### [Task to complete]
Print the entire listing. Each line must match the original exactly.

### [Recorded data]
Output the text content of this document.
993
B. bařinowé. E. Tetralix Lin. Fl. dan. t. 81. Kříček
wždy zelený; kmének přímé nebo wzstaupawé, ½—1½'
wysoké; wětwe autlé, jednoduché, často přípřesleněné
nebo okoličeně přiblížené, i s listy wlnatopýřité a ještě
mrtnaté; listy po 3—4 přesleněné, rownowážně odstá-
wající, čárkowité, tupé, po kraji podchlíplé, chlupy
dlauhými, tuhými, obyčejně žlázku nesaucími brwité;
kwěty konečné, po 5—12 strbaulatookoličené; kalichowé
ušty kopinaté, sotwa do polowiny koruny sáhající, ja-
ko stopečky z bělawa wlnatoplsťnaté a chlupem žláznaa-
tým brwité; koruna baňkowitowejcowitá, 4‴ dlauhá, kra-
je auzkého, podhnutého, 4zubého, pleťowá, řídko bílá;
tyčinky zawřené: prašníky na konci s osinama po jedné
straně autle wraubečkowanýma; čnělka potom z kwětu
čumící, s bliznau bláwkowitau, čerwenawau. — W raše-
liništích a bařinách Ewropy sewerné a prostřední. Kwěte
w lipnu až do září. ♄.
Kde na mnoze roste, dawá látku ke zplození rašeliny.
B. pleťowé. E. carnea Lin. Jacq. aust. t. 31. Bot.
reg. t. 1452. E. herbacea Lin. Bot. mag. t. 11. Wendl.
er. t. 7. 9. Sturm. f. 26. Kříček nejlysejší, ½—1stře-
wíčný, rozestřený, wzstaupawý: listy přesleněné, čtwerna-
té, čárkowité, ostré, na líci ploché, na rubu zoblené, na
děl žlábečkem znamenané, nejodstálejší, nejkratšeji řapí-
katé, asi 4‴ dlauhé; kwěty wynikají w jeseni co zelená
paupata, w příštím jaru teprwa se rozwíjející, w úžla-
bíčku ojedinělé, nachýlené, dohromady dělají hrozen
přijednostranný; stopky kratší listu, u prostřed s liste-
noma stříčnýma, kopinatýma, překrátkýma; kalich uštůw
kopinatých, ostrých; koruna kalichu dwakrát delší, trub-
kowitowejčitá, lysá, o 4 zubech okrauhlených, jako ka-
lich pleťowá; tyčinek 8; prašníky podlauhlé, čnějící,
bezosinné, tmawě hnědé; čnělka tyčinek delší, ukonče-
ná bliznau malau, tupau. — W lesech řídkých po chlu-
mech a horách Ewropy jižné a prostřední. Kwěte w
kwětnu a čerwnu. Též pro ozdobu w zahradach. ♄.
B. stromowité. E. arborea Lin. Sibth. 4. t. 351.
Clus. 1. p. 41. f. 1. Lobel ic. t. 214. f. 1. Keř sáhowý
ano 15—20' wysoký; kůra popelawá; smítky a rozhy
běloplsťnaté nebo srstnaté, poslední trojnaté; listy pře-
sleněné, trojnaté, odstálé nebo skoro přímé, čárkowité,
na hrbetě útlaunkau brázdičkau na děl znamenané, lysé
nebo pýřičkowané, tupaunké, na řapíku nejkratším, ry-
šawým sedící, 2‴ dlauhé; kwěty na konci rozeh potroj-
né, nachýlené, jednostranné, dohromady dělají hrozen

### [Solution to this exercise]
Output the text content of this document.
993
B. bařinowé. E. Tetralix Lin. Fl. dan. t. 81. Kříček
wždy zelený; kmének přímé nebo wzstaupawé, ½—1½'
wysoké; wětwe autlé, jednoduché, často přípřesleněné
nebo okoličeně přiblížené, i s listy wlnatopýřité a ještě
mrtnaté; listy po 3—4 přesleněné, rownowážně odstá-
wající, čárkowité, tupé, po kraji podchlíplé, chlupy
dlauhými, tuhými, obyčejně žlázku nesaucími brwité;
kwěty konečné, po 5—12 strbaulatookoličené; kalichowé
ušty kopinaté, sotwa do polowiny koruny sáhající, ja-
ko stopečky z bělawa wlnatoplsťnaté a chlupem žláznaa-
tým brwité; koruna baňkowitowejcowitá, 4‴ dlauhá, kra-
je auzkého, podhnutého, 4zubého, pleťowá, řídko bílá;
tyčinky zawřené: prašníky na konci s osinama po jedné
straně autle wraubečkowanýma; čnělka potom z kwětu
čumící, s bliznau bláwkowitau, čerwenawau. — W raše-
liništích a bařinách Ewropy sewerné a prostřední. Kwěte
w lipnu až do září. ♄.
Kde na mnoze roste, dawá látku ke zplození rašeliny.
B. pleťowé. E. carnea Lin. Jacq. aust. t. 31. Bot.
reg. t. 1452. E. herbacea Lin. Bot. mag. t. 11. Wendl.
er. t. 7. 9. Sturm. f. 26. Kříček nejlysejší, ½—1stře-
wíčný, rozestřený, wzstaupawý: listy přesleněné, čtwerna-
té, čárkowité, ostré, na líci ploché, na rubu zoblené, na
děl žlábečkem znamenané, nejodstálejší, nejkratšeji řapí-
katé, asi 4‴ dlauhé; kwěty wynikají w jeseni co zelená
paupata, w příštím jaru teprwa se rozwíjející, w úžla-
bíčku ojedinělé, nachýlené, dohromady dělají hrozen
přijednostranný; stopky kratší listu, u prostřed s liste-
noma stříčnýma, kopinatýma, překrátkýma; kalich uštůw
kopinatých, ostrých; koruna kalichu dwakrát delší, trub-
kowitowejčitá, lysá, o 4 zubech okrauhlených, jako ka-
lich pleťowá; tyčinek 8; prašníky podlauhlé, čnějící,
bezosinné, tmawě hnědé; čnělka tyčinek delší, ukonče-
ná bliznau malau, tupau. — W lesech řídkých po chlu-
mech a horách Ewropy jižné a prostřední. Kwěte w
kwětnu a čerwnu. Též pro ozdobu w zahradach. ♄.
B. stromowité. E. arborea Lin. Sibth. 4. t. 351.
Clus. 1. p. 41. f. 1. Lobel ic. t. 214. f. 1. Keř sáhowý
ano 15—20' wysoký; kůra popelawá; smítky a rozhy
běloplsťnaté nebo srstnaté, poslední trojnaté; listy pře-
sleněné, trojnaté, odstálé nebo skoro přímé, čárkowité,
na hrbetě útlaunkau brázdičkau na děl znamenané, lysé
nebo pýřičkowané, tupaunké, na řapíku nejkratším, ry-
šawým sedící, 2‴ dlauhé; kwěty na konci rozeh potroj-
né, nachýlené, jednostranné, dohromady dělají hrozen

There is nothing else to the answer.